* Requirement:
Copy each of the following records word for word, with nothing changed.

* Listing:
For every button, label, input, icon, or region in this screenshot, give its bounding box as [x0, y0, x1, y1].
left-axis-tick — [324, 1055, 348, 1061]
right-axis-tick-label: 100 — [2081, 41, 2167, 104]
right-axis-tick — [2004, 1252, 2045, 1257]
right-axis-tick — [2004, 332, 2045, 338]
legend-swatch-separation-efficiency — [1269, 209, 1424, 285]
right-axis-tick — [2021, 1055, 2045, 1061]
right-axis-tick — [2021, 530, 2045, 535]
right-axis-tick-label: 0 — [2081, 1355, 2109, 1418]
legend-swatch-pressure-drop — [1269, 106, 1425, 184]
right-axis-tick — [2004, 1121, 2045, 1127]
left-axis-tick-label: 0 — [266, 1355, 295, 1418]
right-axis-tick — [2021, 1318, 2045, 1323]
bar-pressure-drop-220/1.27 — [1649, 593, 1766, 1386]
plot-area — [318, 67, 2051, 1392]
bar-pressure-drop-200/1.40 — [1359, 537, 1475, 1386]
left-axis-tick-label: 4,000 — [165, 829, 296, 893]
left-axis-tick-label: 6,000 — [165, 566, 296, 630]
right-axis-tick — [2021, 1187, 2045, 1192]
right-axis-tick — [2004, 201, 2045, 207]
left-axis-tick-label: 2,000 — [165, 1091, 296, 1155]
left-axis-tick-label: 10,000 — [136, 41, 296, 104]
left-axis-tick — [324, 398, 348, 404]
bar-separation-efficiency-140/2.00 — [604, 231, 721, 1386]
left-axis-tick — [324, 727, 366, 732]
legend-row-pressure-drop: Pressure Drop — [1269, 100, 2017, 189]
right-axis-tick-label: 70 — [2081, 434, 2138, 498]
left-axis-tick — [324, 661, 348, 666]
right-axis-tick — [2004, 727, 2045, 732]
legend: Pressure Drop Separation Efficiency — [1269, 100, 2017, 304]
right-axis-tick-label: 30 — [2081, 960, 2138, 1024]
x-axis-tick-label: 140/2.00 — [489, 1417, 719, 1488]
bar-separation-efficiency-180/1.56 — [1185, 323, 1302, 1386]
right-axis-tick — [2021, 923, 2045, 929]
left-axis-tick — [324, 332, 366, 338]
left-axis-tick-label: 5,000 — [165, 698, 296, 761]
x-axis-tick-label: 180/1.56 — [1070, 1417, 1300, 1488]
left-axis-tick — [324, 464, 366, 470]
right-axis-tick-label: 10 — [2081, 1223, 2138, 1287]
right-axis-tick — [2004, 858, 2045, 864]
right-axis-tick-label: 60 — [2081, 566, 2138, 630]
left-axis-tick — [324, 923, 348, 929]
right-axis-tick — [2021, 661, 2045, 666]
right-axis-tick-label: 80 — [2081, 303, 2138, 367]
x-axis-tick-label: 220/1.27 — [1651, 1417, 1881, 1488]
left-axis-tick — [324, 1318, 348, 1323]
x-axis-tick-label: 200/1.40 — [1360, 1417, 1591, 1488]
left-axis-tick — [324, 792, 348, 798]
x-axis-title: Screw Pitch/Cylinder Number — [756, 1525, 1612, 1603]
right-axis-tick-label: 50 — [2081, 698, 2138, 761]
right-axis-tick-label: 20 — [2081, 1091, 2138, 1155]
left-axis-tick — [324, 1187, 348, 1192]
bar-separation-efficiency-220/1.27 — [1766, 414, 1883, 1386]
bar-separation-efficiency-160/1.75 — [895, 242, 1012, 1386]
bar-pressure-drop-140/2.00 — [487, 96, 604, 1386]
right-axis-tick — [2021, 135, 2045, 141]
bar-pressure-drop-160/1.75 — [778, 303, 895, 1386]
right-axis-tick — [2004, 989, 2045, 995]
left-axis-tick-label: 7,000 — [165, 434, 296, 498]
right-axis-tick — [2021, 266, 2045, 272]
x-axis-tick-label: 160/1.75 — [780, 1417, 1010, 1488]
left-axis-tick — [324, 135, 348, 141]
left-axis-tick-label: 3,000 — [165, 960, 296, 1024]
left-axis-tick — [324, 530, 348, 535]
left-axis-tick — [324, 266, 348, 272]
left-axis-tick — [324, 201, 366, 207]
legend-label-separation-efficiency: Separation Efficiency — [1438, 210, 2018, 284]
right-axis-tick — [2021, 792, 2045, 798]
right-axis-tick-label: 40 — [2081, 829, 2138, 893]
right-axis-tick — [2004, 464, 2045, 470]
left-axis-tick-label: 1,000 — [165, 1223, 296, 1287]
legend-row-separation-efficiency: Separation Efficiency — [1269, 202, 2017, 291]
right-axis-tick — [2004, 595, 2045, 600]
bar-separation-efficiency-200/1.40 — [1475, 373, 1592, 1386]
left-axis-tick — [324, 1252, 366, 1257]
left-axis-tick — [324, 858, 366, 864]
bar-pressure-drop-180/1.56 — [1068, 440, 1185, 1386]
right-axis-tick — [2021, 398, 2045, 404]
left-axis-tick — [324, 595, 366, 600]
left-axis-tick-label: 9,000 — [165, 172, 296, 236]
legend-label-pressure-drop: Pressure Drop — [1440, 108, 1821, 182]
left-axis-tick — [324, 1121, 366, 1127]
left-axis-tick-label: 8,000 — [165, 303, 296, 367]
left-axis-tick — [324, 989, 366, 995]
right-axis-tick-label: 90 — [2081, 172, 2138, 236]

* Output:
For every button, label, input, icon, or region in this screenshot, give its bounding box as [x0, y0, x1, y1].
left-axis-tick — [324, 1055, 348, 1061]
right-axis-tick-label: 100 — [2081, 41, 2167, 104]
right-axis-tick — [2004, 1252, 2045, 1257]
right-axis-tick — [2004, 332, 2045, 338]
legend-swatch-separation-efficiency — [1269, 209, 1424, 285]
right-axis-tick — [2021, 1055, 2045, 1061]
right-axis-tick — [2021, 530, 2045, 535]
right-axis-tick-label: 0 — [2081, 1355, 2109, 1418]
legend-swatch-pressure-drop — [1269, 106, 1425, 184]
right-axis-tick — [2004, 1121, 2045, 1127]
left-axis-tick-label: 0 — [266, 1355, 295, 1418]
right-axis-tick — [2021, 1318, 2045, 1323]
bar-pressure-drop-220/1.27 — [1649, 593, 1766, 1386]
plot-area — [318, 67, 2051, 1392]
bar-pressure-drop-200/1.40 — [1359, 537, 1475, 1386]
left-axis-tick-label: 4,000 — [165, 829, 296, 893]
left-axis-tick-label: 6,000 — [165, 566, 296, 630]
right-axis-tick — [2021, 1187, 2045, 1192]
right-axis-tick — [2004, 201, 2045, 207]
left-axis-tick-label: 2,000 — [165, 1091, 296, 1155]
left-axis-tick-label: 10,000 — [136, 41, 296, 104]
left-axis-tick — [324, 398, 348, 404]
bar-separation-efficiency-140/2.00 — [604, 231, 721, 1386]
left-axis-tick — [324, 727, 366, 732]
legend-row-pressure-drop: Pressure Drop — [1269, 100, 2017, 189]
right-axis-tick-label: 70 — [2081, 434, 2138, 498]
left-axis-tick — [324, 661, 348, 666]
right-axis-tick — [2004, 727, 2045, 732]
legend: Pressure Drop Separation Efficiency — [1269, 100, 2017, 304]
right-axis-tick-label: 30 — [2081, 960, 2138, 1024]
x-axis-tick-label: 140/2.00 — [489, 1417, 719, 1488]
bar-separation-efficiency-180/1.56 — [1185, 323, 1302, 1386]
right-axis-tick — [2021, 923, 2045, 929]
left-axis-tick — [324, 332, 366, 338]
left-axis-tick-label: 5,000 — [165, 698, 296, 761]
x-axis-tick-label: 180/1.56 — [1070, 1417, 1300, 1488]
left-axis-tick — [324, 464, 366, 470]
right-axis-tick-label: 10 — [2081, 1223, 2138, 1287]
right-axis-tick — [2004, 858, 2045, 864]
right-axis-tick-label: 60 — [2081, 566, 2138, 630]
left-axis-tick — [324, 923, 348, 929]
right-axis-tick — [2021, 661, 2045, 666]
right-axis-tick-label: 80 — [2081, 303, 2138, 367]
x-axis-tick-label: 220/1.27 — [1651, 1417, 1881, 1488]
left-axis-tick — [324, 1318, 348, 1323]
x-axis-tick-label: 200/1.40 — [1360, 1417, 1591, 1488]
left-axis-tick — [324, 792, 348, 798]
x-axis-title: Screw Pitch/Cylinder Number — [756, 1525, 1612, 1603]
right-axis-tick-label: 50 — [2081, 698, 2138, 761]
right-axis-tick-label: 20 — [2081, 1091, 2138, 1155]
left-axis-tick — [324, 1187, 348, 1192]
bar-separation-efficiency-220/1.27 — [1766, 414, 1883, 1386]
bar-separation-efficiency-160/1.75 — [895, 242, 1012, 1386]
bar-pressure-drop-140/2.00 — [487, 96, 604, 1386]
right-axis-tick — [2021, 135, 2045, 141]
bar-pressure-drop-160/1.75 — [778, 303, 895, 1386]
right-axis-tick — [2004, 989, 2045, 995]
left-axis-tick-label: 7,000 — [165, 434, 296, 498]
right-axis-tick — [2021, 266, 2045, 272]
x-axis-tick-label: 160/1.75 — [780, 1417, 1010, 1488]
left-axis-tick — [324, 135, 348, 141]
left-axis-tick-label: 3,000 — [165, 960, 296, 1024]
left-axis-tick — [324, 530, 348, 535]
left-axis-tick — [324, 266, 348, 272]
left-axis-tick — [324, 201, 366, 207]
legend-label-separation-efficiency: Separation Efficiency — [1438, 210, 2018, 284]
right-axis-tick — [2021, 792, 2045, 798]
right-axis-tick-label: 40 — [2081, 829, 2138, 893]
right-axis-tick — [2004, 464, 2045, 470]
left-axis-tick-label: 1,000 — [165, 1223, 296, 1287]
legend-row-separation-efficiency: Separation Efficiency — [1269, 202, 2017, 291]
right-axis-tick — [2004, 595, 2045, 600]
bar-separation-efficiency-200/1.40 — [1475, 373, 1592, 1386]
left-axis-tick — [324, 1252, 366, 1257]
left-axis-tick — [324, 858, 366, 864]
bar-pressure-drop-180/1.56 — [1068, 440, 1185, 1386]
right-axis-tick — [2021, 398, 2045, 404]
left-axis-tick — [324, 595, 366, 600]
left-axis-tick-label: 9,000 — [165, 172, 296, 236]
legend-label-pressure-drop: Pressure Drop — [1440, 108, 1821, 182]
left-axis-tick — [324, 1121, 366, 1127]
left-axis-tick-label: 8,000 — [165, 303, 296, 367]
left-axis-tick — [324, 989, 366, 995]
right-axis-tick-label: 90 — [2081, 172, 2138, 236]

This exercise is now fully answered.